## [Exercise description]
Go through the records and show each line where the word "Prices" occurs.

*-*-*

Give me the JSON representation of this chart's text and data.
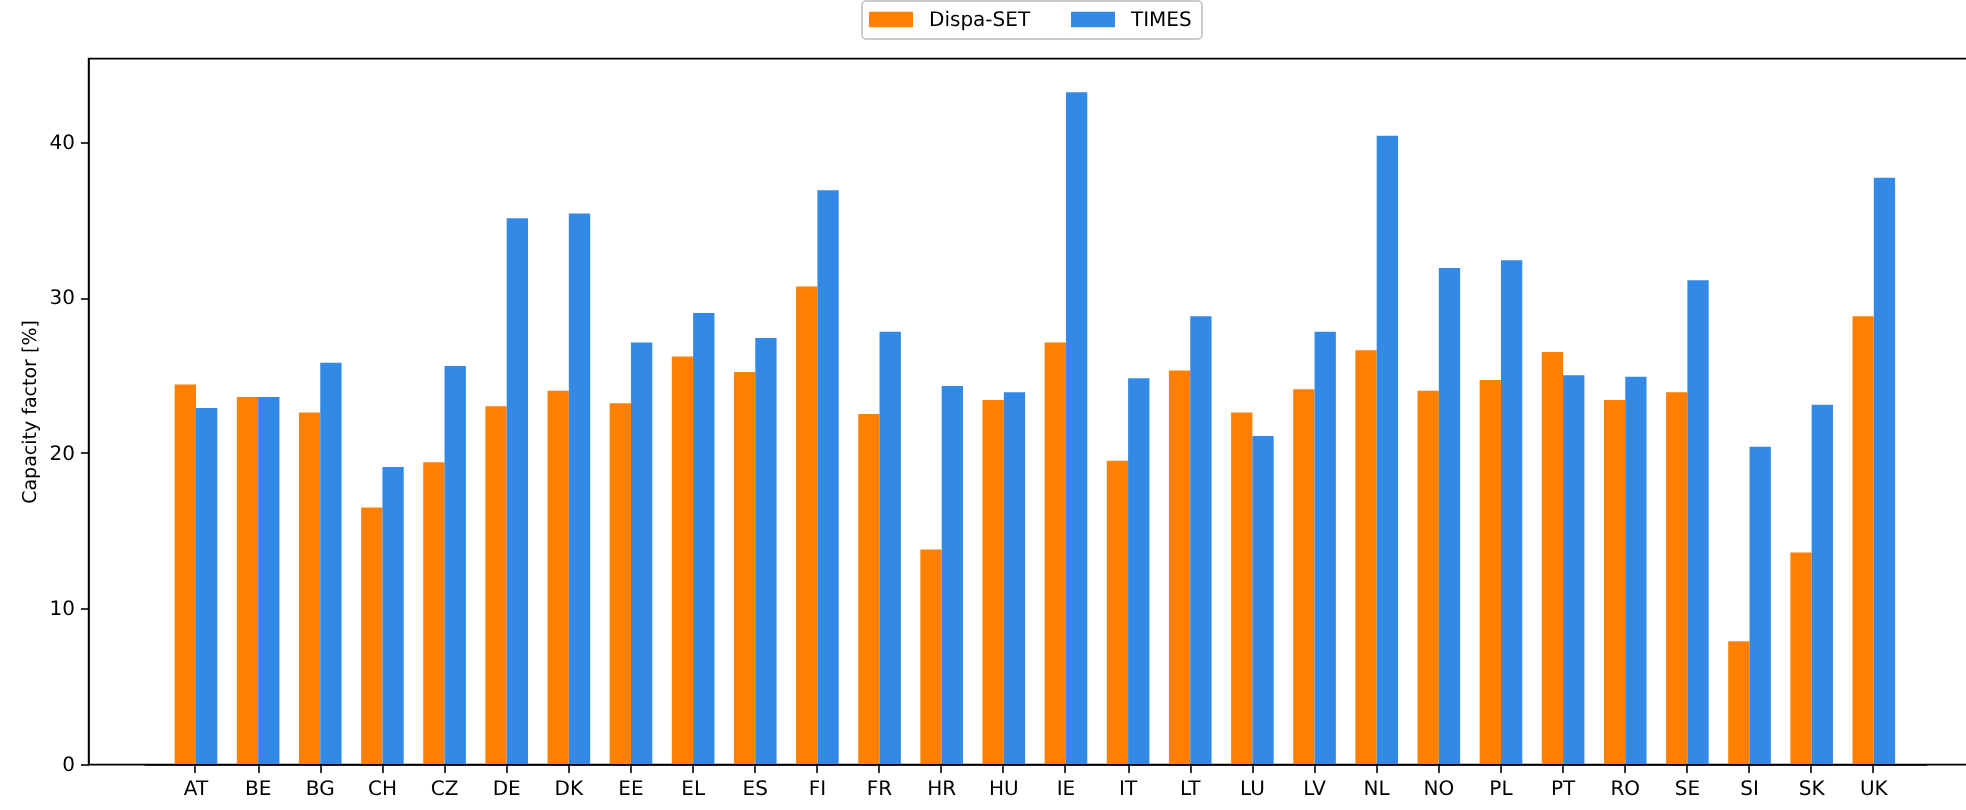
{
  "chart_data": {
    "type": "bar",
    "ylabel": "Capacity factor [%]",
    "categories": [
      "AT",
      "BE",
      "BG",
      "CH",
      "CZ",
      "DE",
      "DK",
      "EE",
      "EL",
      "ES",
      "FI",
      "FR",
      "HR",
      "HU",
      "IE",
      "IT",
      "LT",
      "LU",
      "LV",
      "NL",
      "NO",
      "PL",
      "PT",
      "RO",
      "SE",
      "SI",
      "SK",
      "UK"
    ],
    "series": [
      {
        "name": "Dispa-SET",
        "color": "#ff8000",
        "values": [
          24.4,
          23.6,
          22.6,
          16.5,
          19.4,
          23.0,
          24.0,
          23.2,
          26.2,
          25.2,
          30.7,
          22.5,
          13.8,
          23.4,
          27.1,
          19.5,
          25.3,
          22.6,
          24.1,
          26.6,
          24.0,
          24.7,
          26.5,
          23.4,
          23.9,
          7.9,
          13.6,
          28.8
        ]
      },
      {
        "name": "TIMES",
        "color": "#328ae6",
        "values": [
          22.9,
          23.6,
          25.8,
          19.1,
          25.6,
          35.1,
          35.4,
          27.1,
          29.0,
          27.4,
          36.9,
          27.8,
          24.3,
          23.9,
          43.2,
          24.8,
          28.8,
          21.1,
          27.8,
          40.4,
          31.9,
          32.4,
          25.0,
          24.9,
          31.1,
          20.4,
          23.1,
          37.7
        ]
      }
    ],
    "ylim": [
      0,
      45.4
    ],
    "yticks": [
      0,
      10,
      20,
      30,
      40
    ],
    "legend": "top"
  }
}
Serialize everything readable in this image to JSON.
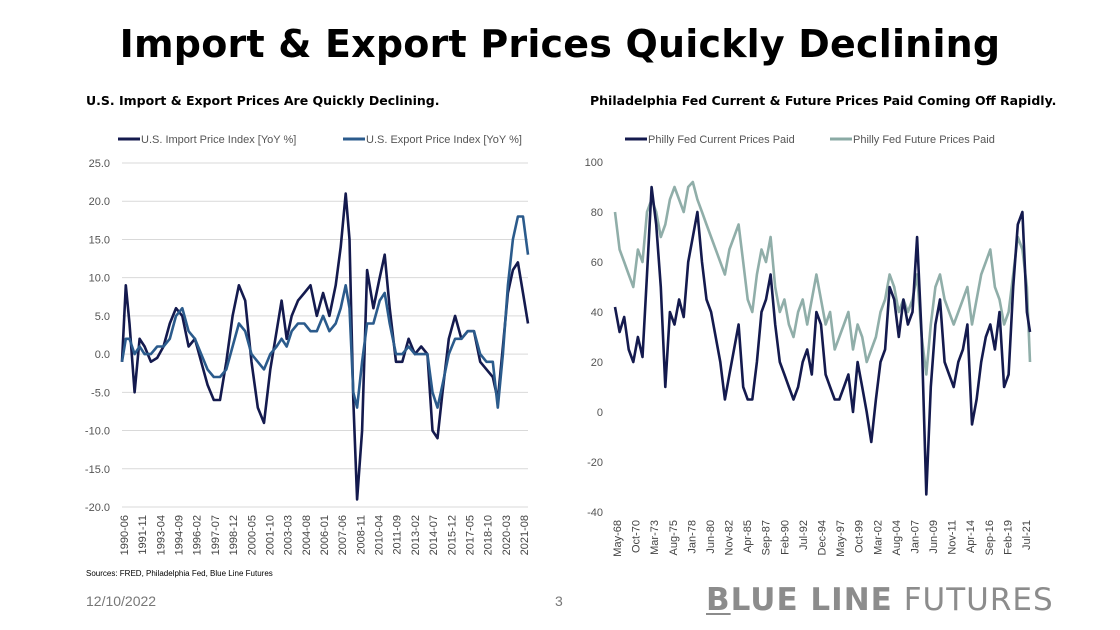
{
  "page": {
    "title": "Import & Export Prices Quickly Declining",
    "sources": "Sources: FRED, Philadelphia Fed, Blue Line Futures",
    "date": "12/10/2022",
    "page_number": "3",
    "logo": {
      "bold_first": "B",
      "bold_rest": "LUE LINE",
      "light": "FUTURES"
    }
  },
  "chart_data": [
    {
      "type": "line",
      "title": "U.S. Import & Export Prices Are Quickly Declining.",
      "xlabel": "",
      "ylabel": "",
      "ylim": [
        -20,
        25
      ],
      "yticks": [
        "25.0",
        "20.0",
        "15.0",
        "10.0",
        "5.0",
        "0.0",
        "-5.0",
        "-10.0",
        "-15.0",
        "-20.0"
      ],
      "xticks": [
        "1990-06",
        "1991-11",
        "1993-04",
        "1994-09",
        "1996-02",
        "1997-07",
        "1998-12",
        "2000-05",
        "2001-10",
        "2003-03",
        "2004-08",
        "2006-01",
        "2007-06",
        "2008-11",
        "2010-04",
        "2011-09",
        "2013-02",
        "2014-07",
        "2015-12",
        "2017-05",
        "2018-10",
        "2020-03",
        "2021-08"
      ],
      "grid": true,
      "legend": "top",
      "x": [
        1990.5,
        1990.8,
        1991.1,
        1991.5,
        1991.9,
        1992.3,
        1992.8,
        1993.3,
        1993.8,
        1994.3,
        1994.8,
        1995.3,
        1995.8,
        1996.3,
        1996.8,
        1997.3,
        1997.8,
        1998.3,
        1998.8,
        1999.3,
        1999.8,
        2000.3,
        2000.8,
        2001.3,
        2001.8,
        2002.3,
        2002.8,
        2003.2,
        2003.6,
        2004.0,
        2004.5,
        2005.0,
        2005.5,
        2006.0,
        2006.5,
        2007.0,
        2007.5,
        2007.9,
        2008.3,
        2008.6,
        2008.9,
        2009.2,
        2009.6,
        2010.0,
        2010.5,
        2011.0,
        2011.4,
        2011.8,
        2012.3,
        2012.8,
        2013.3,
        2013.8,
        2014.3,
        2014.8,
        2015.2,
        2015.6,
        2016.0,
        2016.5,
        2017.0,
        2017.5,
        2018.0,
        2018.5,
        2019.0,
        2019.5,
        2020.0,
        2020.4,
        2020.8,
        2021.2,
        2021.6,
        2022.0,
        2022.4,
        2022.8
      ],
      "series": [
        {
          "name": "U.S. Import Price Index [YoY %]",
          "color": "#141a4e",
          "values": [
            -1,
            9,
            4,
            -5,
            2,
            1,
            -1,
            -0.5,
            1,
            4,
            6,
            5,
            1,
            2,
            -1,
            -4,
            -6,
            -6,
            -1,
            5,
            9,
            7,
            -1,
            -7,
            -9,
            -2,
            3,
            7,
            2,
            5,
            7,
            8,
            9,
            5,
            8,
            5,
            9,
            14,
            21,
            15,
            -6,
            -19,
            -10,
            11,
            6,
            10,
            13,
            6,
            -1,
            -1,
            2,
            0,
            1,
            0,
            -10,
            -11,
            -5,
            2,
            5,
            2,
            3,
            3,
            -1,
            -2,
            -3,
            -6,
            1,
            8,
            11,
            12,
            8,
            4
          ]
        },
        {
          "name": "U.S. Export Price Index [YoY %]",
          "color": "#2b5b8c",
          "values": [
            -1,
            2,
            2,
            0,
            1,
            0,
            0,
            1,
            1,
            2,
            5,
            6,
            3,
            2,
            0,
            -2,
            -3,
            -3,
            -2,
            1,
            4,
            3,
            0,
            -1,
            -2,
            0,
            1,
            2,
            1,
            3,
            4,
            4,
            3,
            3,
            5,
            3,
            4,
            6,
            9,
            6,
            -5,
            -7,
            -1,
            4,
            4,
            7,
            8,
            4,
            0,
            0,
            1,
            0,
            0,
            0,
            -5,
            -7,
            -4,
            0,
            2,
            2,
            3,
            3,
            0,
            -1,
            -1,
            -7,
            0,
            9,
            15,
            18,
            18,
            13
          ]
        }
      ]
    },
    {
      "type": "line",
      "title": "Philadelphia Fed Current & Future Prices Paid Coming Off Rapidly.",
      "xlabel": "",
      "ylabel": "",
      "ylim": [
        -40,
        100
      ],
      "yticks": [
        "100",
        "80",
        "60",
        "40",
        "20",
        "0",
        "-20",
        "-40"
      ],
      "xticks": [
        "May-68",
        "Oct-70",
        "Mar-73",
        "Aug-75",
        "Jan-78",
        "Jun-80",
        "Nov-82",
        "Apr-85",
        "Sep-87",
        "Feb-90",
        "Jul-92",
        "Dec-94",
        "May-97",
        "Oct-99",
        "Mar-02",
        "Aug-04",
        "Jan-07",
        "Jun-09",
        "Nov-11",
        "Apr-14",
        "Sep-16",
        "Feb-19",
        "Jul-21"
      ],
      "grid": false,
      "legend": "top",
      "x": [
        1968.4,
        1969.0,
        1969.6,
        1970.2,
        1970.8,
        1971.4,
        1972.0,
        1972.6,
        1973.2,
        1973.8,
        1974.4,
        1975.0,
        1975.6,
        1976.2,
        1976.8,
        1977.4,
        1978.0,
        1978.6,
        1979.2,
        1979.8,
        1980.4,
        1981.0,
        1981.6,
        1982.2,
        1982.8,
        1983.4,
        1984.0,
        1984.6,
        1985.2,
        1985.8,
        1986.4,
        1987.0,
        1987.6,
        1988.2,
        1988.8,
        1989.4,
        1990.0,
        1990.6,
        1991.2,
        1991.8,
        1992.4,
        1993.0,
        1993.6,
        1994.2,
        1994.8,
        1995.4,
        1996.0,
        1996.6,
        1997.2,
        1997.8,
        1998.4,
        1999.0,
        1999.6,
        2000.2,
        2000.8,
        2001.4,
        2002.0,
        2002.6,
        2003.2,
        2003.8,
        2004.4,
        2005.0,
        2005.6,
        2006.2,
        2006.8,
        2007.4,
        2008.0,
        2008.6,
        2009.2,
        2009.8,
        2010.4,
        2011.0,
        2011.6,
        2012.2,
        2012.8,
        2013.4,
        2014.0,
        2014.6,
        2015.2,
        2015.8,
        2016.4,
        2017.0,
        2017.6,
        2018.2,
        2018.8,
        2019.4,
        2020.0,
        2020.6,
        2021.2,
        2021.8,
        2022.4,
        2022.8
      ],
      "series": [
        {
          "name": "Philly Fed Current Prices Paid",
          "color": "#141a4e",
          "values": [
            42,
            32,
            38,
            25,
            20,
            30,
            22,
            55,
            90,
            75,
            50,
            10,
            40,
            35,
            45,
            38,
            60,
            70,
            80,
            60,
            45,
            40,
            30,
            20,
            5,
            15,
            25,
            35,
            10,
            5,
            5,
            20,
            40,
            45,
            55,
            35,
            20,
            15,
            10,
            5,
            10,
            20,
            25,
            15,
            40,
            35,
            15,
            10,
            5,
            5,
            10,
            15,
            0,
            20,
            10,
            0,
            -12,
            5,
            20,
            25,
            50,
            45,
            30,
            45,
            35,
            40,
            70,
            30,
            -33,
            10,
            35,
            45,
            20,
            15,
            10,
            20,
            25,
            35,
            -5,
            5,
            20,
            30,
            35,
            25,
            40,
            10,
            15,
            50,
            75,
            80,
            40,
            32
          ]
        },
        {
          "name": "Philly Fed Future Prices Paid",
          "color": "#8aaaa4",
          "values": [
            80,
            65,
            60,
            55,
            50,
            65,
            60,
            80,
            85,
            80,
            70,
            75,
            85,
            90,
            85,
            80,
            90,
            92,
            85,
            80,
            75,
            70,
            65,
            60,
            55,
            65,
            70,
            75,
            60,
            45,
            40,
            55,
            65,
            60,
            70,
            50,
            40,
            45,
            35,
            30,
            40,
            45,
            35,
            45,
            55,
            45,
            35,
            40,
            25,
            30,
            35,
            40,
            25,
            35,
            30,
            20,
            25,
            30,
            40,
            45,
            55,
            50,
            40,
            45,
            40,
            45,
            55,
            30,
            15,
            35,
            50,
            55,
            45,
            40,
            35,
            40,
            45,
            50,
            35,
            45,
            55,
            60,
            65,
            50,
            45,
            35,
            40,
            55,
            70,
            65,
            50,
            20
          ]
        }
      ]
    }
  ]
}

*-*-*

## [Answer to this exercise]
    "title": "Import & Export Prices Quickly Declining",
      "title": "U.S. Import & Export Prices Are Quickly Declining.",
      "title": "Philadelphia Fed Current & Future Prices Paid Coming Off Rapidly.",
          "name": "Philly Fed Current Prices Paid",
          "name": "Philly Fed Future Prices Paid",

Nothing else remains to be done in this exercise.